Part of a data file
---

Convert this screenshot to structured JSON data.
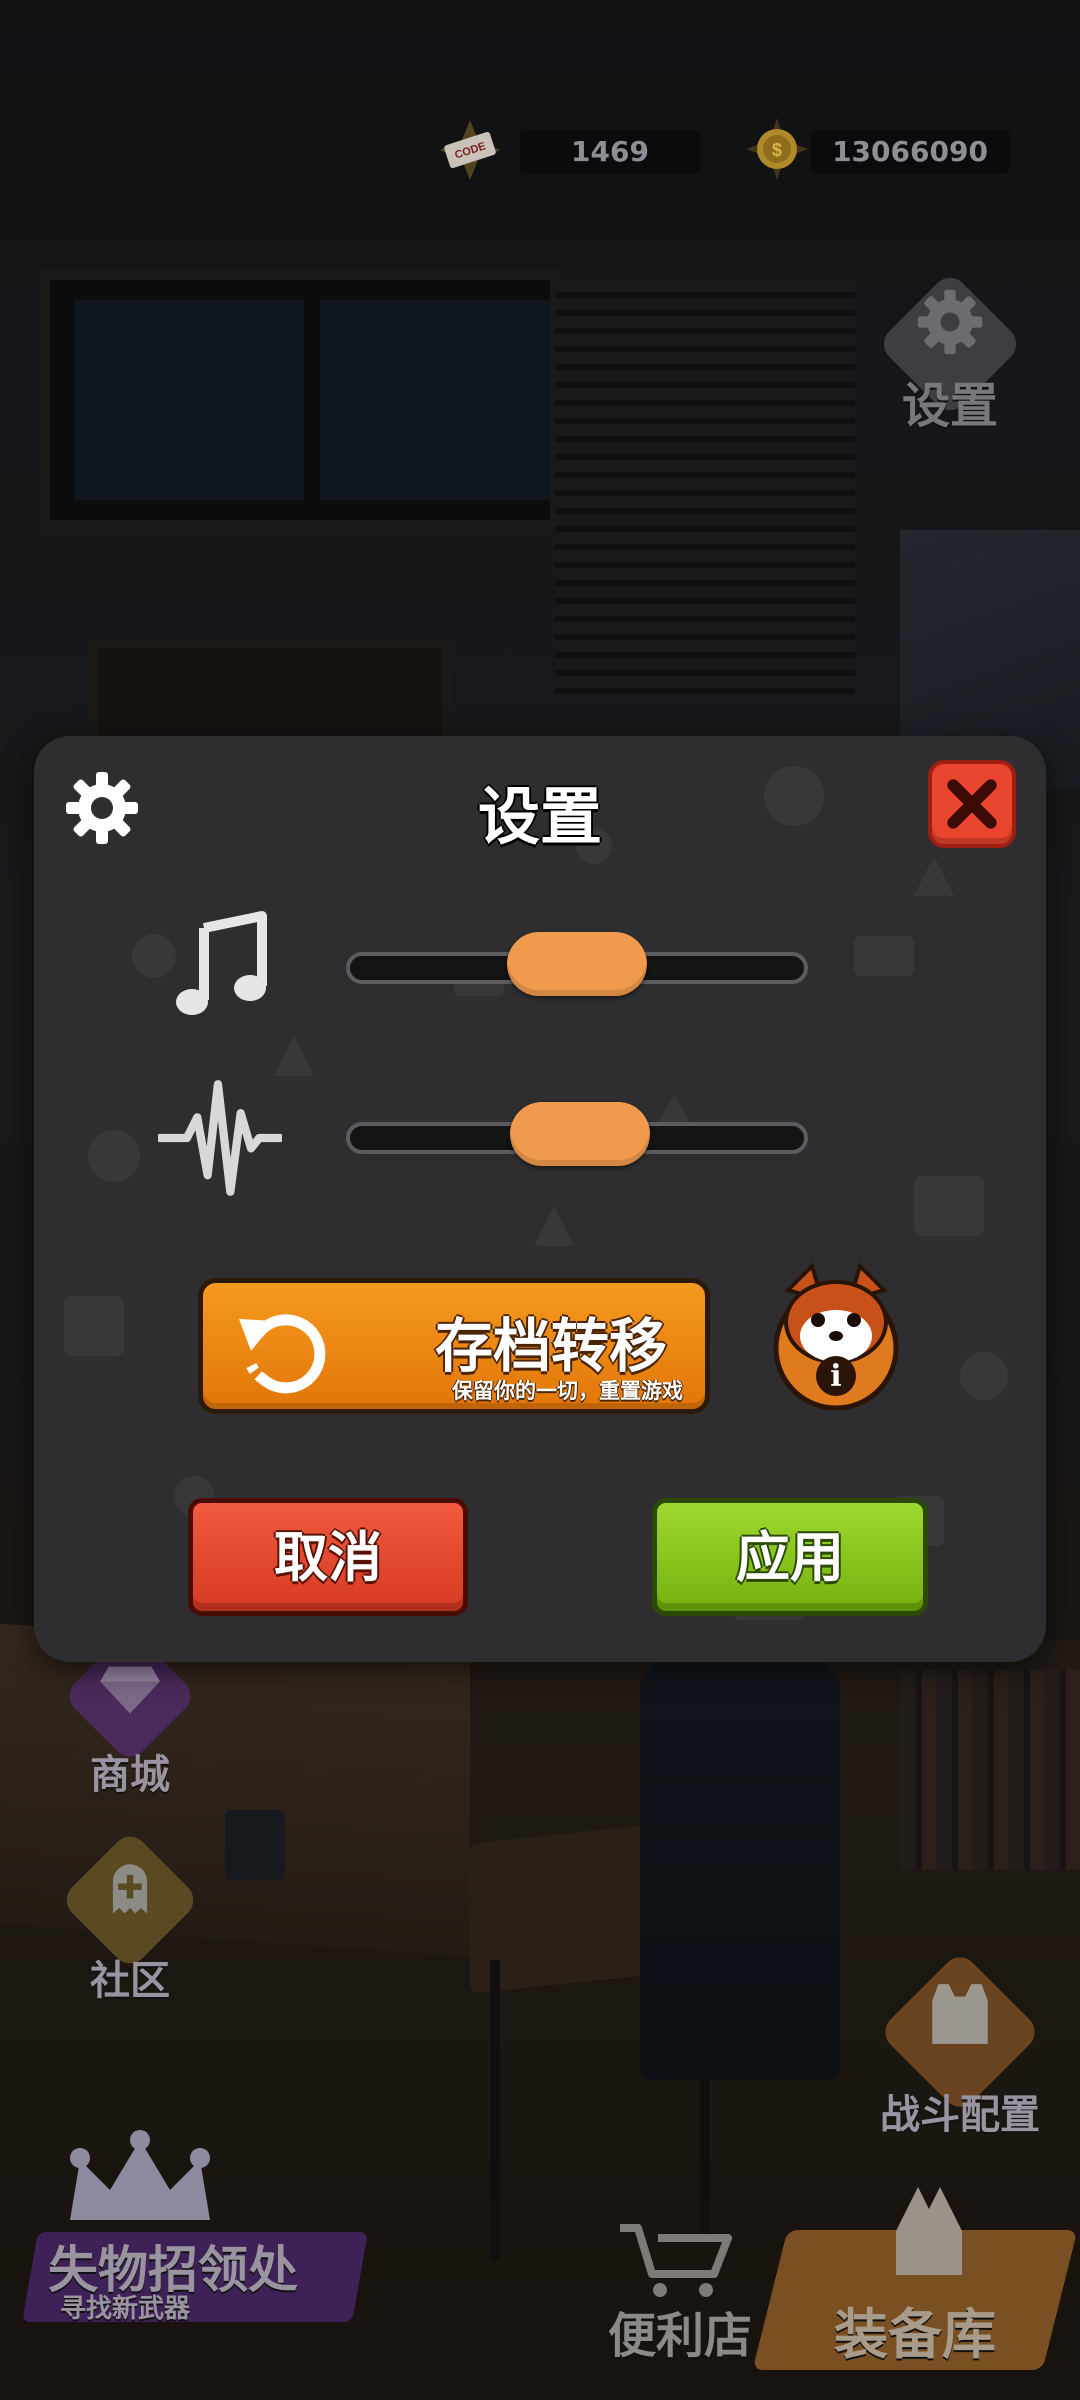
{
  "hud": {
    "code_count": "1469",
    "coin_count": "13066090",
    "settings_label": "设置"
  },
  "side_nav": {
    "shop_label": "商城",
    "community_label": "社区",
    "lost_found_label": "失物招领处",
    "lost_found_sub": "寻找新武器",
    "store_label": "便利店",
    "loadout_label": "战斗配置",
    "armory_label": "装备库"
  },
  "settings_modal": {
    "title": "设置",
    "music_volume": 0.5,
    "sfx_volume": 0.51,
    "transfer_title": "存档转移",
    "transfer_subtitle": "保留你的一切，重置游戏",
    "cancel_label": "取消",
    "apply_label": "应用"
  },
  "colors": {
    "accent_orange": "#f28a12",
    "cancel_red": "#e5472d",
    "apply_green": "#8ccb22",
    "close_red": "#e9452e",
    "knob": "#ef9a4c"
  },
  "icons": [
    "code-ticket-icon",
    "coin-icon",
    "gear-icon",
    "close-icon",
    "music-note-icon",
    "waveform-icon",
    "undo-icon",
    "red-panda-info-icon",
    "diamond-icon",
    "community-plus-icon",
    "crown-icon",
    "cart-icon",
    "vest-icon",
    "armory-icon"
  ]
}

---

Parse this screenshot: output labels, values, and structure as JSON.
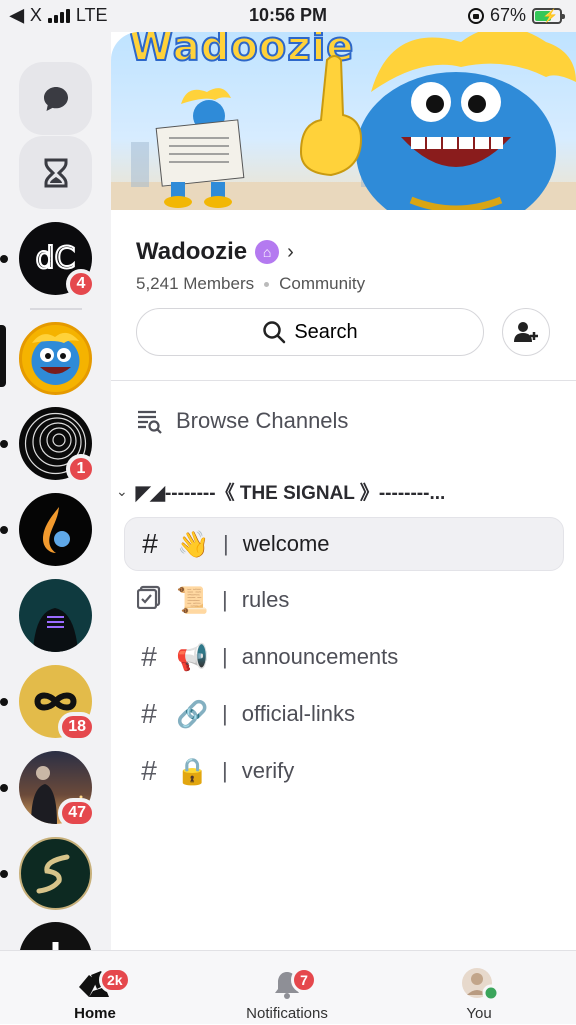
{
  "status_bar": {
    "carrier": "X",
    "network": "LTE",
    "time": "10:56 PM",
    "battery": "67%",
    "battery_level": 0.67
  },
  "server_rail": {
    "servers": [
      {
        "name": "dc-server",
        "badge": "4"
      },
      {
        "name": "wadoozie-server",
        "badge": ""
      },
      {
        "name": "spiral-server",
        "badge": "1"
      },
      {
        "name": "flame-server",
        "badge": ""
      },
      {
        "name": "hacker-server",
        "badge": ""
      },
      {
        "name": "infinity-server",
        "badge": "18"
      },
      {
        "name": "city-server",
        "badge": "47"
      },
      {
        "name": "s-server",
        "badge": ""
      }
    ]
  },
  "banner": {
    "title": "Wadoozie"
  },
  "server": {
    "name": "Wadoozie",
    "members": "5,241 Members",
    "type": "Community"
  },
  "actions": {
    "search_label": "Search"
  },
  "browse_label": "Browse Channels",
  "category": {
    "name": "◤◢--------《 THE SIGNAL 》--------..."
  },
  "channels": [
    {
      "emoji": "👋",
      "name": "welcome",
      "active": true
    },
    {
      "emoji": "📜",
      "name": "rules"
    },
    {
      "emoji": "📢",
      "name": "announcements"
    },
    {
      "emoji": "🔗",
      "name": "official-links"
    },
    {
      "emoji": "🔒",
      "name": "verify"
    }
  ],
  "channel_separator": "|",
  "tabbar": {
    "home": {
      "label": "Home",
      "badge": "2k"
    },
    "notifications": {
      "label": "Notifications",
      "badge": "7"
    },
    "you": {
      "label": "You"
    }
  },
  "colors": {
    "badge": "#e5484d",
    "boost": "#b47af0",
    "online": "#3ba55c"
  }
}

---

JOB:
Which lines contain the word "this"? Copy each one.

EXERCISE SOLUTION:
Convert this screenshot to structured JSON data.
Parse this screenshot: output labels, values, and structure as JSON.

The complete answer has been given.